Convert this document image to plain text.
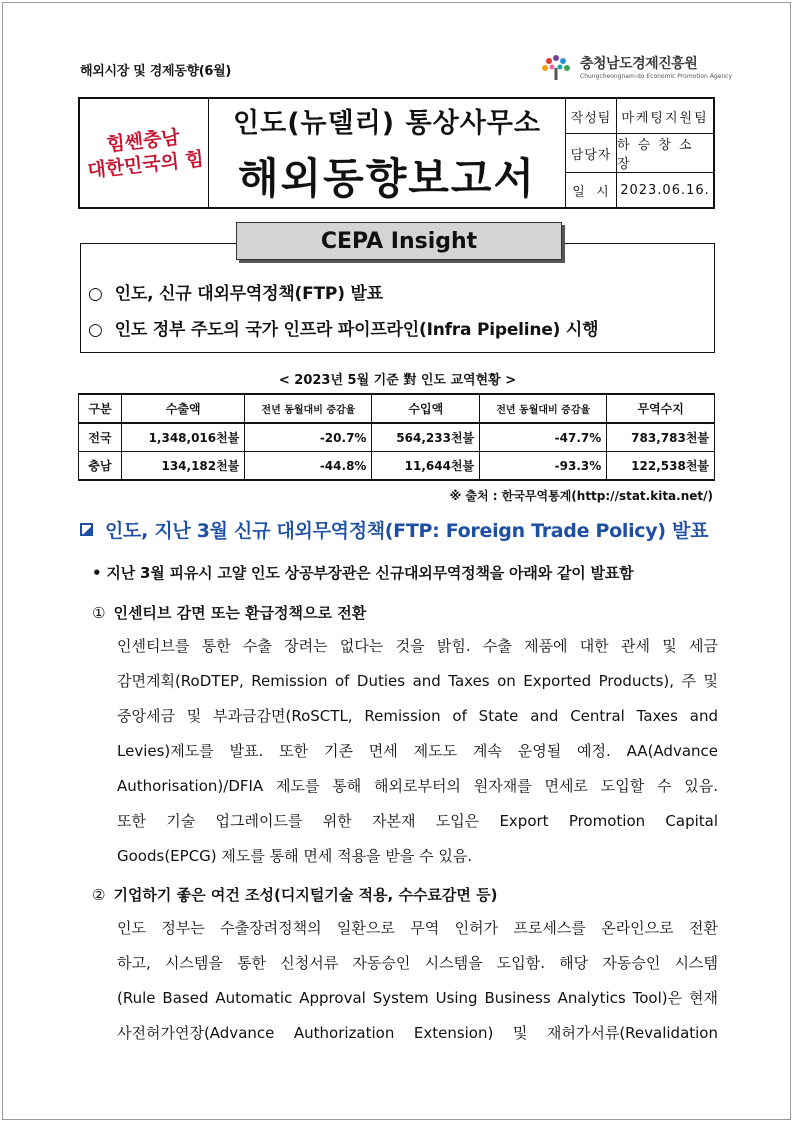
해외시장 및 경제동향(6월)	충청남도경제진흥원
Chungcheongnam-do Economic Promotion Agency
힘쎈충남
대한민국의 힘
인도(뉴델리) 통상사무소
해외동향보고서
작성팀 마케팅지원팀
담당자
하 승 창 소 장
일  시 2023.06.16.
CEPA Insight
○ 인도, 신규 대외무역정책(FTP) 발표
○ 인도 정부 주도의 국가 인프라 파이프라인(Infra Pipeline) 시행
< 2023년 5월 기준 對 인도 교역현황 >
구분	수출액	전년 동월대비 증감율	수입액	전년 동월대비 증감율	무역수지
전국	1,348,016천불	-20.7%	564,233천불	-47.7%	783,783천불
충남	134,182천불	-44.8%	11,644천불	-93.3%	122,538천불
※ 출처 : 한국무역통계(http://stat.kita.net/)
인도, 지난 3월 신규 대외무역정책(FTP: Foreign Trade Policy) 발표
• 지난 3월 피유시 고얄 인도 상공부장관은 신규대외무역정책을 아래와 같이 발표함
① 인센티브 감면 또는 환급정책으로 전환
인센티브를 통한 수출 장려는 없다는 것을 밝힘. 수출 제품에 대한 관세 및 세금
감면계획(RoDTEP, Remission of Duties and Taxes on Exported Products), 주 및
중앙세금 및 부과금감면(RoSCTL, Remission of State and Central Taxes and
Levies)제도를 발표. 또한 기존 면세 제도도 계속 운영될 예정. AA(Advance
Authorisation)/DFIA 제도를 통해 해외로부터의 원자재를 면세로 도입할 수 있음.
또한 기술 업그레이드를 위한 자본재 도입은 Export Promotion Capital
Goods(EPCG) 제도를 통해 면세 적용을 받을 수 있음.
② 기업하기 좋은 여건 조성(디지털기술 적용, 수수료감면 등)
인도 정부는 수출장려정책의 일환으로 무역 인허가 프로세스를 온라인으로 전환
하고, 시스템을 통한 신청서류 자동승인 시스템을 도입함. 해당 자동승인 시스템
(Rule Based Automatic Approval System Using Business Analytics Tool)은 현재
사전허가연장(Advance Authorization Extension) 및 재허가서류(Revalidation
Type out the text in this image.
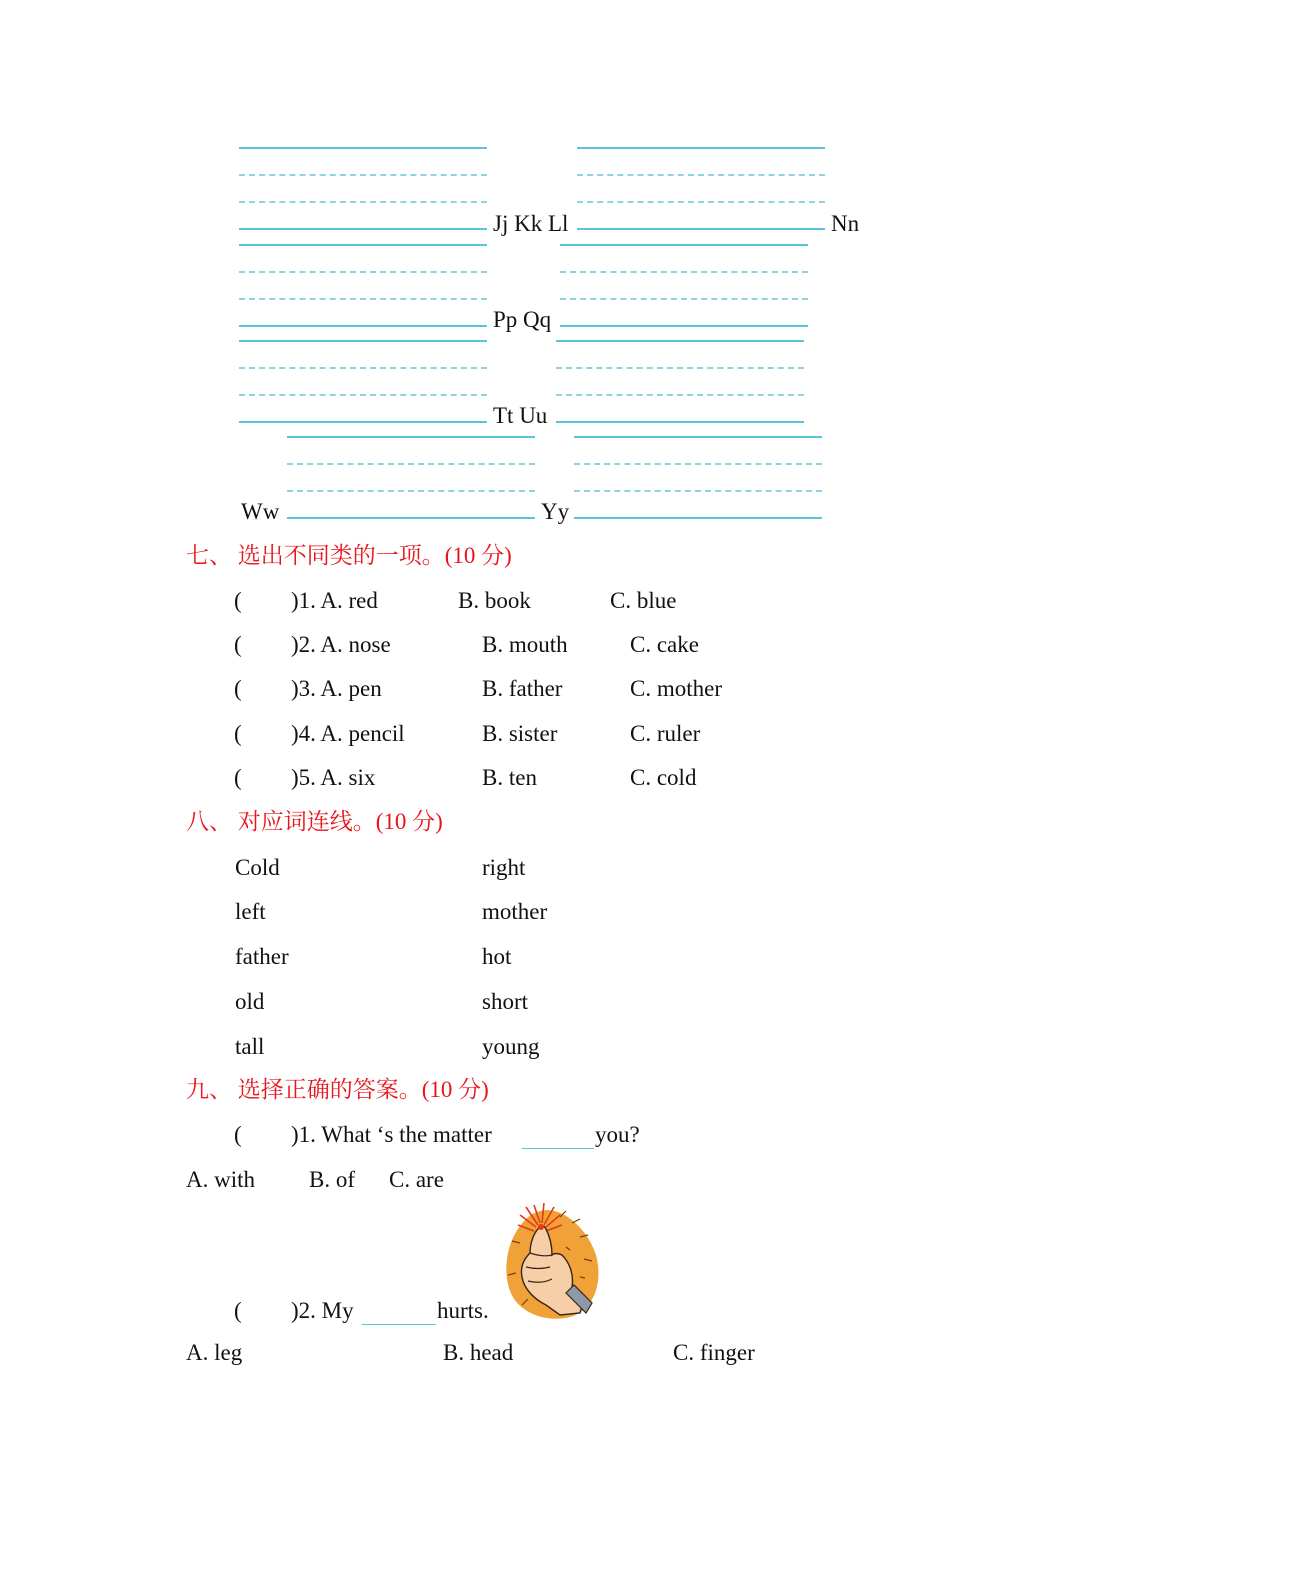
Jj Kk Ll	Nn
Pp Qq
Tt Uu
Ww	Yy
七、 选出不同类的一项。(10 分)
( )1. A. red	B. book	C. blue
( )2. A. nose	B. mouth	C. cake
( )3. A. pen	B. father	C. mother
( )4. A. pencil	B. sister	C. ruler
( )5. A. six	B. ten	C. cold
八、 对应词连线。(10 分)
Cold	right
left	mother
father	hot
old	short
tall	young
九、 选择正确的答案。(10 分)
( )1. What ‘s the matter	you?
A. with B. of C. are
( )2. My	hurts.
A. leg	B. head	C. finger
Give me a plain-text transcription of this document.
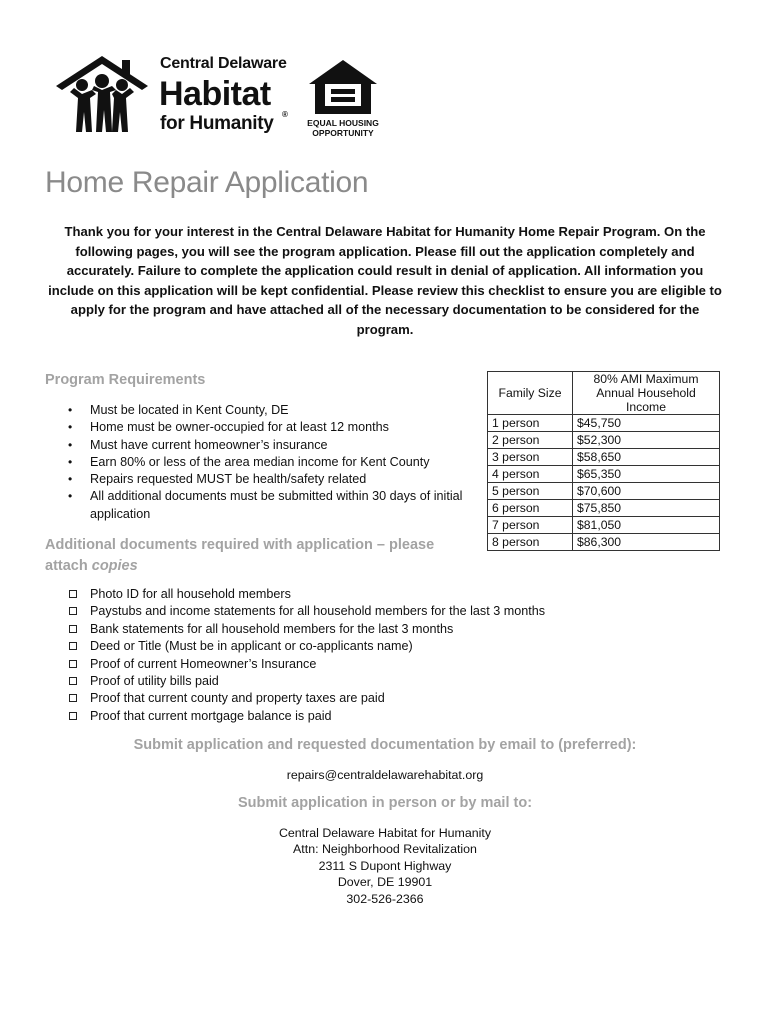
Central Delaware
Habitat
for Humanity ®
EQUAL HOUSING
OPPORTUNITY
Home Repair Application
Thank you for your interest in the Central Delaware Habitat for Humanity Home Repair Program. On the following pages, you will see the program application. Please fill out the application completely and accurately. Failure to complete the application could result in denial of application. All information you include on this application will be kept confidential. Please review this checklist to ensure you are eligible to apply for the program and have attached all of the necessary documentation to be considered for the program.
Program Requirements
• Must be located in Kent County, DE
• Home must be owner-occupied for at least 12 months
• Must have current homeowner’s insurance
• Earn 80% or less of the area median income for Kent County
• Repairs requested MUST be health/safety related
• All additional documents must be submitted within 30 days of initial application
Family Size	80% AMI Maximum Annual Household Income
1 person	$45,750
2 person	$52,300
3 person	$58,650
4 person	$65,350
5 person	$70,600
6 person	$75,850
7 person	$81,050
8 person	$86,300
Additional documents required with application – please attach copies
Photo ID for all household members
Paystubs and income statements for all household members for the last 3 months
Bank statements for all household members for the last 3 months
Deed or Title (Must be in applicant or co-applicants name)
Proof of current Homeowner’s Insurance
Proof of utility bills paid
Proof that current county and property taxes are paid
Proof that current mortgage balance is paid
Submit application and requested documentation by email to (preferred):
repairs@centraldelawarehabitat.org
Submit application in person or by mail to:
Central Delaware Habitat for Humanity
Attn: Neighborhood Revitalization
2311 S Dupont Highway
Dover, DE 19901
302-526-2366
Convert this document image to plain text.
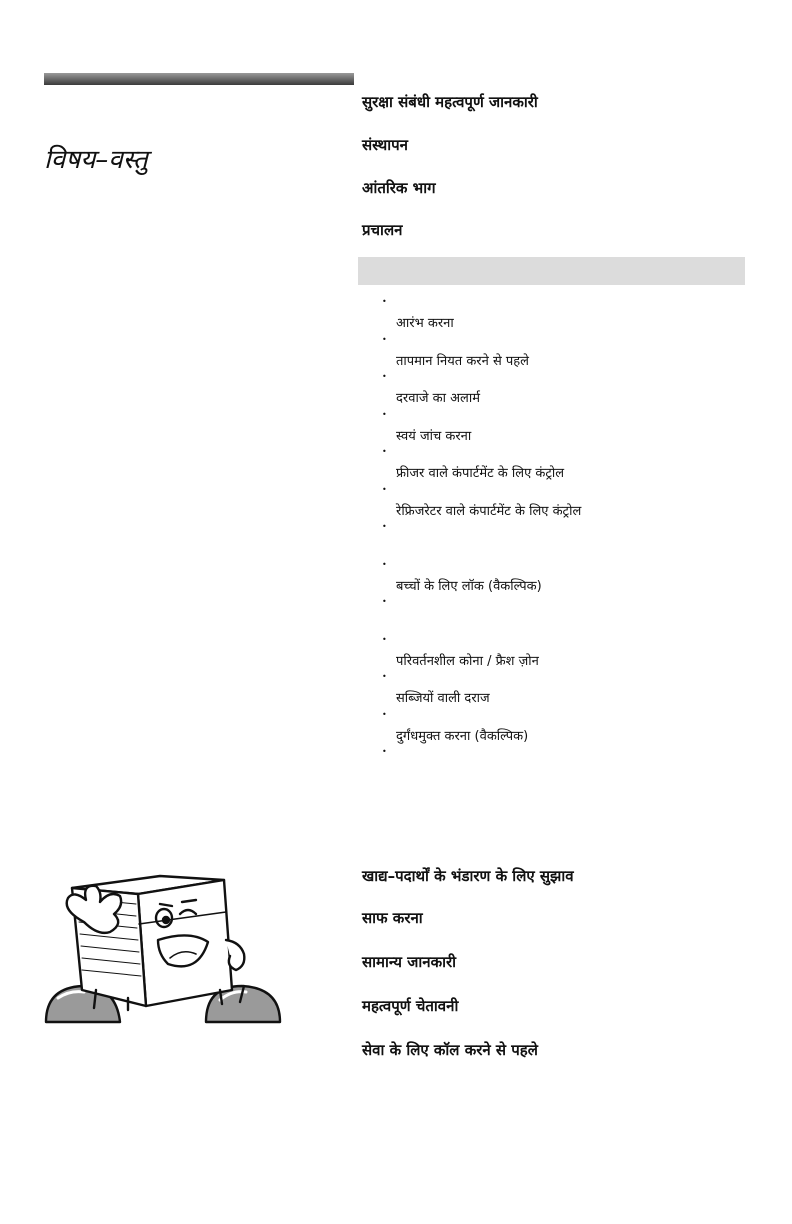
विषय–वस्तु
सुरक्षा संबंधी महत्वपूर्ण जानकारी
संस्थापन
आंतरिक भाग
प्रचालन
•
आरंभ करना
•
तापमान नियत करने से पहले
•
दरवाजे का अलार्म
•
स्वयं जांच करना
•
फ्रीजर वाले कंपार्टमेंट के लिए कंट्रोल
•
रेफ्रिजरेटर वाले कंपार्टमेंट के लिए कंट्रोल
•
•
बच्चों के लिए लॉक (वैकल्पिक)
•
•
परिवर्तनशील कोना / फ्रैश ज़ोन
•
सब्जियों वाली दराज
•
दुर्गंधमुक्त करना (वैकल्पिक)
•
खाद्य–पदार्थों के भंडारण के लिए सुझाव
साफ करना
सामान्य जानकारी
महत्वपूर्ण चेतावनी
सेवा के लिए कॉल करने से पहले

* _WHAT YOU WILL DO_
Count the lines in which the string "documents" appears, then report only that figure.

* _TASK SOLUTION_
2